* [The problem]
Make an exact copy of the records, dropping all pictures.

* [Source data]
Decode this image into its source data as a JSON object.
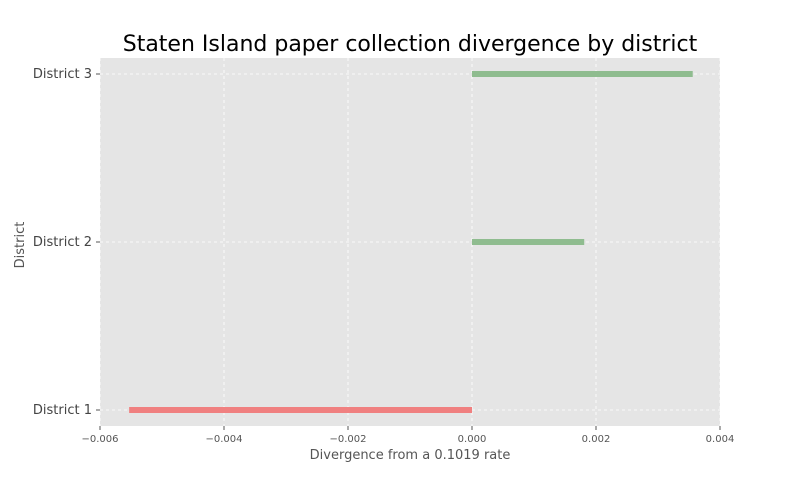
{
  "chart_data": {
    "type": "bar",
    "orientation": "horizontal",
    "title": "Staten Island paper collection divergence by district",
    "xlabel": "Divergence from a 0.1019 rate",
    "ylabel": "District",
    "categories": [
      "District 1",
      "District 2",
      "District 3"
    ],
    "values": [
      -0.00553,
      0.00181,
      0.00356
    ],
    "xlim": [
      -0.006,
      0.004
    ],
    "xticks": [
      -0.006,
      -0.004,
      -0.002,
      0.0,
      0.002,
      0.004
    ],
    "xtick_labels": [
      "−0.006",
      "−0.004",
      "−0.002",
      "0.000",
      "0.002",
      "0.004"
    ],
    "grid": true,
    "colors": {
      "positive": "#8fbc8f",
      "negative": "#f08080",
      "background": "#e5e5e5",
      "grid": "#ffffff"
    }
  }
}
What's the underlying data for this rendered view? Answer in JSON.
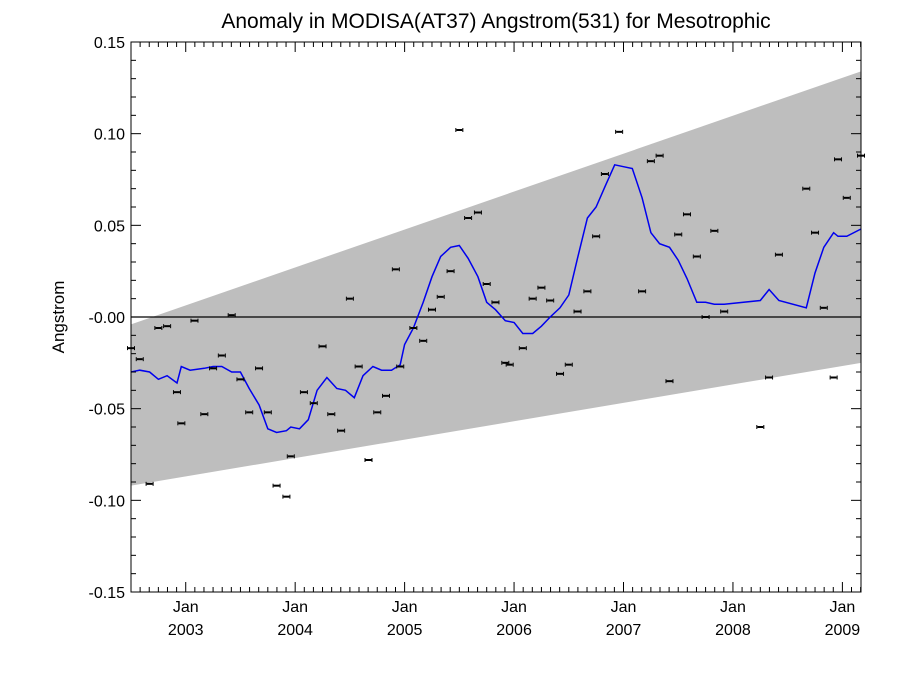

* [Solution to this task]
Decode this image into its source data as a JSON object.
{
  "chart_data": {
    "type": "bar",
    "orientation": "horizontal",
    "title": "Staten Island paper collection divergence by district",
    "xlabel": "Divergence from a 0.1019 rate",
    "ylabel": "District",
    "categories": [
      "District 1",
      "District 2",
      "District 3"
    ],
    "values": [
      -0.00553,
      0.00181,
      0.00356
    ],
    "xlim": [
      -0.006,
      0.004
    ],
    "xticks": [
      -0.006,
      -0.004,
      -0.002,
      0.0,
      0.002,
      0.004
    ],
    "xtick_labels": [
      "−0.006",
      "−0.004",
      "−0.002",
      "0.000",
      "0.002",
      "0.004"
    ],
    "grid": true,
    "colors": {
      "positive": "#8fbc8f",
      "negative": "#f08080",
      "background": "#e5e5e5",
      "grid": "#ffffff"
    }
  }
}
What's the underlying data for this rendered view? Answer in JSON.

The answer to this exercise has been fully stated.